What follows is a listing. Return every line of it exactly.

§ **Listed entries**:
════
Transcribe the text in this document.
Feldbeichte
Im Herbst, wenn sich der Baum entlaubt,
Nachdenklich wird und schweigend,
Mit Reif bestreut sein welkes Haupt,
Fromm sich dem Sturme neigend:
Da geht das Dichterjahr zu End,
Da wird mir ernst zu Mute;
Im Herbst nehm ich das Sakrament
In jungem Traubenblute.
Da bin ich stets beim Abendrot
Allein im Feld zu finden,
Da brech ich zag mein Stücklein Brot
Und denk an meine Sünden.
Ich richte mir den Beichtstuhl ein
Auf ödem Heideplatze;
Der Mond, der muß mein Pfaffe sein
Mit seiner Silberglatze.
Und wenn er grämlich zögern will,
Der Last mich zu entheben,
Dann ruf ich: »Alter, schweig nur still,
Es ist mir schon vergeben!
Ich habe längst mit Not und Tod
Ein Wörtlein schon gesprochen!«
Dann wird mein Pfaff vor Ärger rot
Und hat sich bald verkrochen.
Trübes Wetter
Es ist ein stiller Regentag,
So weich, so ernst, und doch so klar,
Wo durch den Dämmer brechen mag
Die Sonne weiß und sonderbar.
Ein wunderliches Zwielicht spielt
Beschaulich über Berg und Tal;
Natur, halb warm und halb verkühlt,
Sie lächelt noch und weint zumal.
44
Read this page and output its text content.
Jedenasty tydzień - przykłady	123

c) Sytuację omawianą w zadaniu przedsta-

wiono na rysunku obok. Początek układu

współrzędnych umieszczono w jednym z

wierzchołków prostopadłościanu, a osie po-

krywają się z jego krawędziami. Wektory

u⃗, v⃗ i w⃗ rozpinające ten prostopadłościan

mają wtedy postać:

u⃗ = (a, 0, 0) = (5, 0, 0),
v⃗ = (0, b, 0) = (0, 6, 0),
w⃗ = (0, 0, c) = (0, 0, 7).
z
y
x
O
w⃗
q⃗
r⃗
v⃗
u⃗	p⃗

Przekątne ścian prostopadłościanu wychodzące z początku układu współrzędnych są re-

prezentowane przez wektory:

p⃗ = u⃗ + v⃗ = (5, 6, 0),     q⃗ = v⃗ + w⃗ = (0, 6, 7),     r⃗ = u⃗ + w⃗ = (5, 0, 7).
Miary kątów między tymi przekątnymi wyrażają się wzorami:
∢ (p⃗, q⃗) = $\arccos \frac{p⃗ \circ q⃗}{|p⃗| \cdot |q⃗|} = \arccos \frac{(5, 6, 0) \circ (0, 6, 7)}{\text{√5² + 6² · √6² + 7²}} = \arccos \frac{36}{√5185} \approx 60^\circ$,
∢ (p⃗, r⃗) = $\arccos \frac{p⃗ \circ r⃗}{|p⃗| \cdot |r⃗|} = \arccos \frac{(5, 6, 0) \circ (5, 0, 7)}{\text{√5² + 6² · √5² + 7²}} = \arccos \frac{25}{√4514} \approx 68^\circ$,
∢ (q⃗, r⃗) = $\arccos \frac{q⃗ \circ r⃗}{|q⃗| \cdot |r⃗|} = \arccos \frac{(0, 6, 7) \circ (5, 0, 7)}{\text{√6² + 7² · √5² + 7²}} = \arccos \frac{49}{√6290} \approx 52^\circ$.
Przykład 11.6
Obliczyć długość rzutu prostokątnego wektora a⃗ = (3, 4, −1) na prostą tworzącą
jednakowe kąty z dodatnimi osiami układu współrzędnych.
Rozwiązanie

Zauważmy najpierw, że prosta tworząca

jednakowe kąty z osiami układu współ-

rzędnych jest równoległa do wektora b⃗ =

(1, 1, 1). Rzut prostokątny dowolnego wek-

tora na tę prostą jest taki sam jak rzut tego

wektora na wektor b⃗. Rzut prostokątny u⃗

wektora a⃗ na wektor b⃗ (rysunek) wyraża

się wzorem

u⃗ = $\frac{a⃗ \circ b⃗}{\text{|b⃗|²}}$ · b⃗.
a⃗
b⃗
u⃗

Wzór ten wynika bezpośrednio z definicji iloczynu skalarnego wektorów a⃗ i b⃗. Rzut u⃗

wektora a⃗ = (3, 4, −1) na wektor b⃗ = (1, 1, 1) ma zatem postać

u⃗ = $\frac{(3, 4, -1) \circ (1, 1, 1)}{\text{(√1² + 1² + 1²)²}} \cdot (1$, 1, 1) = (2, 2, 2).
════
§ **Exercise result**:
Transcribe the text in this document.
Feldbeichte
Im Herbst, wenn sich der Baum entlaubt,
Nachdenklich wird und schweigend,
Mit Reif bestreut sein welkes Haupt,
Fromm sich dem Sturme neigend:
Da geht das Dichterjahr zu End,
Da wird mir ernst zu Mute;
Im Herbst nehm ich das Sakrament
In jungem Traubenblute.
Da bin ich stets beim Abendrot
Allein im Feld zu finden,
Da brech ich zag mein Stücklein Brot
Und denk an meine Sünden.
Ich richte mir den Beichtstuhl ein
Auf ödem Heideplatze;
Der Mond, der muß mein Pfaffe sein
Mit seiner Silberglatze.
Und wenn er grämlich zögern will,
Der Last mich zu entheben,
Dann ruf ich: »Alter, schweig nur still,
Es ist mir schon vergeben!
Ich habe längst mit Not und Tod
Ein Wörtlein schon gesprochen!«
Dann wird mein Pfaff vor Ärger rot
Und hat sich bald verkrochen.
Trübes Wetter
Es ist ein stiller Regentag,
So weich, so ernst, und doch so klar,
Wo durch den Dämmer brechen mag
Die Sonne weiß und sonderbar.
Ein wunderliches Zwielicht spielt
Beschaulich über Berg und Tal;
Natur, halb warm und halb verkühlt,
Sie lächelt noch und weint zumal.
44
Read this page and output its text content.
Jedenasty tydzień - przykłady	123

c) Sytuację omawianą w zadaniu przedsta-

wiono na rysunku obok. Początek układu

współrzędnych umieszczono w jednym z

wierzchołków prostopadłościanu, a osie po-

krywają się z jego krawędziami. Wektory

u⃗, v⃗ i w⃗ rozpinające ten prostopadłościan

mają wtedy postać:

u⃗ = (a, 0, 0) = (5, 0, 0),
v⃗ = (0, b, 0) = (0, 6, 0),
w⃗ = (0, 0, c) = (0, 0, 7).
z
y
x
O
w⃗
q⃗
r⃗
v⃗
u⃗	p⃗

Przekątne ścian prostopadłościanu wychodzące z początku układu współrzędnych są re-

prezentowane przez wektory:

p⃗ = u⃗ + v⃗ = (5, 6, 0),     q⃗ = v⃗ + w⃗ = (0, 6, 7),     r⃗ = u⃗ + w⃗ = (5, 0, 7).
Miary kątów między tymi przekątnymi wyrażają się wzorami:
∢ (p⃗, q⃗) = $\arccos \frac{p⃗ \circ q⃗}{|p⃗| \cdot |q⃗|} = \arccos \frac{(5, 6, 0) \circ (0, 6, 7)}{\text{√5² + 6² · √6² + 7²}} = \arccos \frac{36}{√5185} \approx 60^\circ$,
∢ (p⃗, r⃗) = $\arccos \frac{p⃗ \circ r⃗}{|p⃗| \cdot |r⃗|} = \arccos \frac{(5, 6, 0) \circ (5, 0, 7)}{\text{√5² + 6² · √5² + 7²}} = \arccos \frac{25}{√4514} \approx 68^\circ$,
∢ (q⃗, r⃗) = $\arccos \frac{q⃗ \circ r⃗}{|q⃗| \cdot |r⃗|} = \arccos \frac{(0, 6, 7) \circ (5, 0, 7)}{\text{√6² + 7² · √5² + 7²}} = \arccos \frac{49}{√6290} \approx 52^\circ$.
Przykład 11.6
Obliczyć długość rzutu prostokątnego wektora a⃗ = (3, 4, −1) na prostą tworzącą
jednakowe kąty z dodatnimi osiami układu współrzędnych.
Rozwiązanie

Zauważmy najpierw, że prosta tworząca

jednakowe kąty z osiami układu współ-

rzędnych jest równoległa do wektora b⃗ =

(1, 1, 1). Rzut prostokątny dowolnego wek-

tora na tę prostą jest taki sam jak rzut tego

wektora na wektor b⃗. Rzut prostokątny u⃗

wektora a⃗ na wektor b⃗ (rysunek) wyraża

się wzorem

u⃗ = $\frac{a⃗ \circ b⃗}{\text{|b⃗|²}}$ · b⃗.
a⃗
b⃗
u⃗

Wzór ten wynika bezpośrednio z definicji iloczynu skalarnego wektorów a⃗ i b⃗. Rzut u⃗

wektora a⃗ = (3, 4, −1) na wektor b⃗ = (1, 1, 1) ma zatem postać

u⃗ = $\frac{(3, 4, -1) \circ (1, 1, 1)}{\text{(√1² + 1² + 1²)²}} \cdot (1$, 1, 1) = (2, 2, 2).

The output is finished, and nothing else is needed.